* Begin Data entries *

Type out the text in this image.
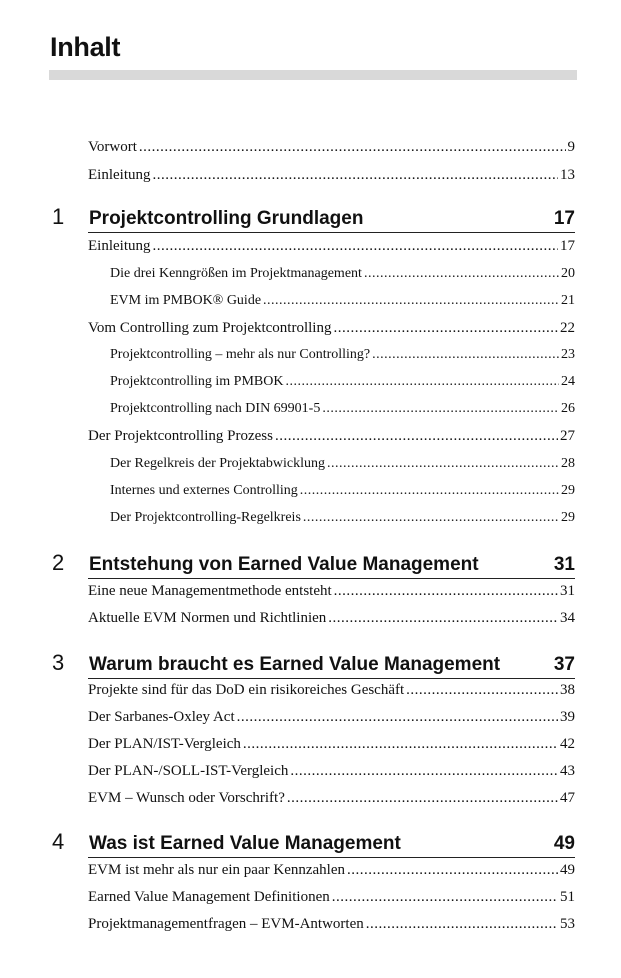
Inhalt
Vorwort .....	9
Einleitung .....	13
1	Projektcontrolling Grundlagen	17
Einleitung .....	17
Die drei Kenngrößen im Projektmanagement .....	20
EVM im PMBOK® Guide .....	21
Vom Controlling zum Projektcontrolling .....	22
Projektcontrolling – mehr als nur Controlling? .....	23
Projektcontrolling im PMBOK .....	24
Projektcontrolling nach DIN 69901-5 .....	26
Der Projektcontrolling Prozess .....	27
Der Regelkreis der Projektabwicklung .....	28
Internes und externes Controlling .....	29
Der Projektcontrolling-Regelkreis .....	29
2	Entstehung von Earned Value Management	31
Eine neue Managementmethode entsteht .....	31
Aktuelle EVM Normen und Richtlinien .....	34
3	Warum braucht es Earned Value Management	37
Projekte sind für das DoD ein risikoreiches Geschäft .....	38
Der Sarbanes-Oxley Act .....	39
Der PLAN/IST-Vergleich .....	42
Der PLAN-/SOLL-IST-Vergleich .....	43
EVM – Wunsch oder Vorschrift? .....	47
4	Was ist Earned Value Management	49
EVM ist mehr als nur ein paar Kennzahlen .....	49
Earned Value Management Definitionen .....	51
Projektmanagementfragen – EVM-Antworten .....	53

* End Data entries *

- [Work to complete]
Output the entries above exactly. Drop the pictures.

- [Output]
Type out the text in this image.
Inhalt
Vorwort .....	9
Einleitung .....	13
1	Projektcontrolling Grundlagen	17
Einleitung .....	17
Die drei Kenngrößen im Projektmanagement .....	20
EVM im PMBOK® Guide .....	21
Vom Controlling zum Projektcontrolling .....	22
Projektcontrolling – mehr als nur Controlling? .....	23
Projektcontrolling im PMBOK .....	24
Projektcontrolling nach DIN 69901-5 .....	26
Der Projektcontrolling Prozess .....	27
Der Regelkreis der Projektabwicklung .....	28
Internes und externes Controlling .....	29
Der Projektcontrolling-Regelkreis .....	29
2	Entstehung von Earned Value Management	31
Eine neue Managementmethode entsteht .....	31
Aktuelle EVM Normen und Richtlinien .....	34
3	Warum braucht es Earned Value Management	37
Projekte sind für das DoD ein risikoreiches Geschäft .....	38
Der Sarbanes-Oxley Act .....	39
Der PLAN/IST-Vergleich .....	42
Der PLAN-/SOLL-IST-Vergleich .....	43
EVM – Wunsch oder Vorschrift? .....	47
4	Was ist Earned Value Management	49
EVM ist mehr als nur ein paar Kennzahlen .....	49
Earned Value Management Definitionen .....	51
Projektmanagementfragen – EVM-Antworten .....	53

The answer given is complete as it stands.